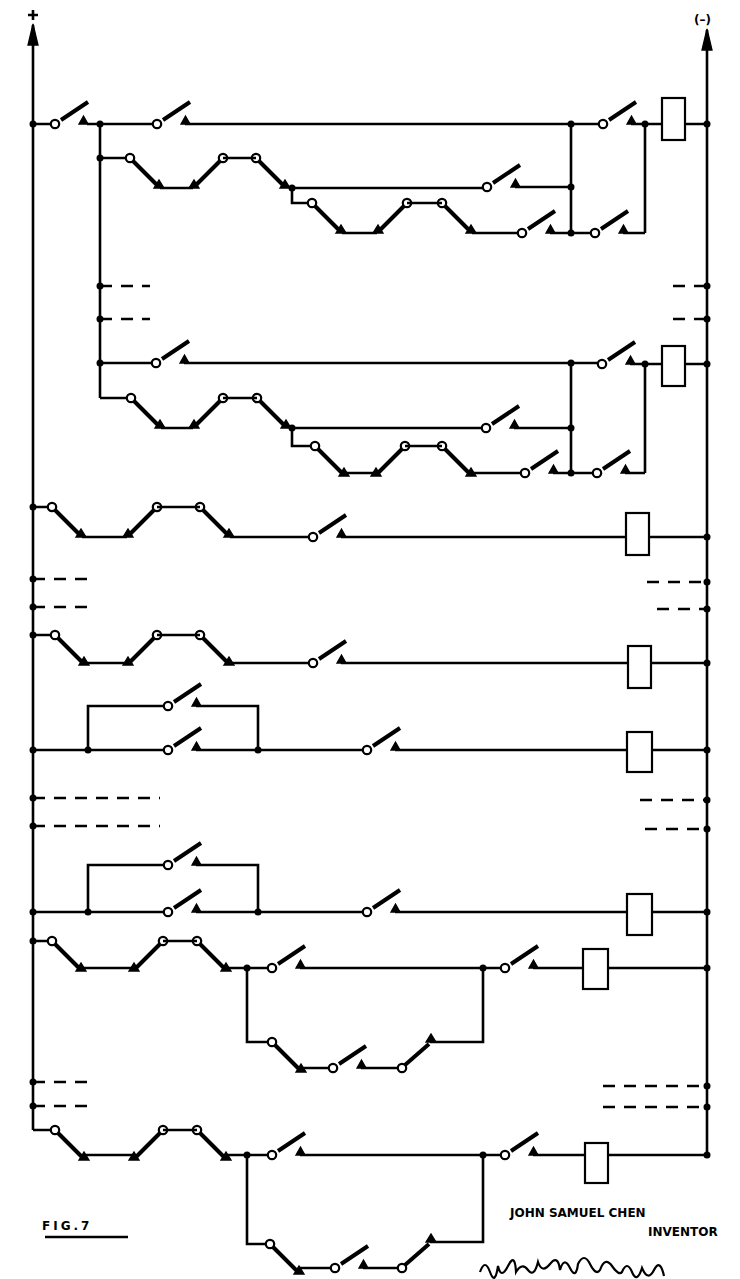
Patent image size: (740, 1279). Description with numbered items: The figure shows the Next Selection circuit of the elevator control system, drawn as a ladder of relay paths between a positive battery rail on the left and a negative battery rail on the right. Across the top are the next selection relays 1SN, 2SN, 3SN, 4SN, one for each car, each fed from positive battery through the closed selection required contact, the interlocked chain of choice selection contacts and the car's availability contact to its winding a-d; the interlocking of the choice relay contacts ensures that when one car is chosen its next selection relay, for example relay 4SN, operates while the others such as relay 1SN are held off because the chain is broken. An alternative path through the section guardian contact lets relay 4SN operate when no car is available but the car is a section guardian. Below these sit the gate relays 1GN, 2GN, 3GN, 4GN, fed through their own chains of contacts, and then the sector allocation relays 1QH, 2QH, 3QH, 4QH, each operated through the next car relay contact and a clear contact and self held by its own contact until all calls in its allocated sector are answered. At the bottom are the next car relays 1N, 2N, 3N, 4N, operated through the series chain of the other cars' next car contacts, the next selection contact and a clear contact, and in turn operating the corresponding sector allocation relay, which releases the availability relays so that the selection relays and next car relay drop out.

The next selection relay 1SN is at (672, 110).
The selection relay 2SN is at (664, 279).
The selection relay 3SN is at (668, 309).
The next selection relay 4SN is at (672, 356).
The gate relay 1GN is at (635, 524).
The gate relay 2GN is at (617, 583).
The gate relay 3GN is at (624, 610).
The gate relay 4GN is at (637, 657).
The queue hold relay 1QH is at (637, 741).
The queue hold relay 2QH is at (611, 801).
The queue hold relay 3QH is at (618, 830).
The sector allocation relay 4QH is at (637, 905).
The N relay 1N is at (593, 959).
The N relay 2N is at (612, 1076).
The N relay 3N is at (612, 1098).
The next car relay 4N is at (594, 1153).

==================================================

Problem to solve
Can you turn every line of the material above into a numbered list, skipping blank lines and leaving the image out of your answer?

Answer to this exercise
1. Patent image size: (740, 1279). Description with numbered items: The figure shows the Next Selection circuit of the elevator control system, drawn as a ladder of relay paths between a positive battery rail on the left and a negative battery rail on the right. Across the top are the next selection relays 1SN, 2SN, 3SN, 4SN, one for each car, each fed from positive battery through the closed selection required contact, the interlocked chain of choice selection contacts and the car's availability contact to its winding a-d; the interlocking of the choice relay contacts ensures that when one car is chosen its next selection relay, for example relay 4SN, operates while the others such as relay 1SN are held off because the chain is broken. An alternative path through the section guardian contact lets relay 4SN operate when no car is available but the car is a section guardian. Below these sit the gate relays 1GN, 2GN, 3GN, 4GN, fed through their own chains of contacts, and then the sector allocation relays 1QH, 2QH, 3QH, 4QH, each operated through the next car relay contact and a clear contact and self held by its own contact until all calls in its allocated sector are answered. At the bottom are the next car relays 1N, 2N, 3N, 4N, operated through the series chain of the other cars' next car contacts, the next selection contact and a clear contact, and in turn operating the corresponding sector allocation relay, which releases the availability relays so that the selection relays and next car relay drop out.
2. The next selection relay 1SN is at (672, 110).
3. The selection relay 2SN is at (664, 279).
4. The selection relay 3SN is at (668, 309).
5. The next selection relay 4SN is at (672, 356).
6. The gate relay 1GN is at (635, 524).
7. The gate relay 2GN is at (617, 583).
8. The gate relay 3GN is at (624, 610).
9. The gate relay 4GN is at (637, 657).
10. The queue hold relay 1QH is at (637, 741).
11. The queue hold relay 2QH is at (611, 801).
12. The queue hold relay 3QH is at (618, 830).
13. The sector allocation relay 4QH is at (637, 905).
14. The N relay 1N is at (593, 959).
15. The N relay 2N is at (612, 1076).
16. The N relay 3N is at (612, 1098).
17. The next car relay 4N is at (594, 1153).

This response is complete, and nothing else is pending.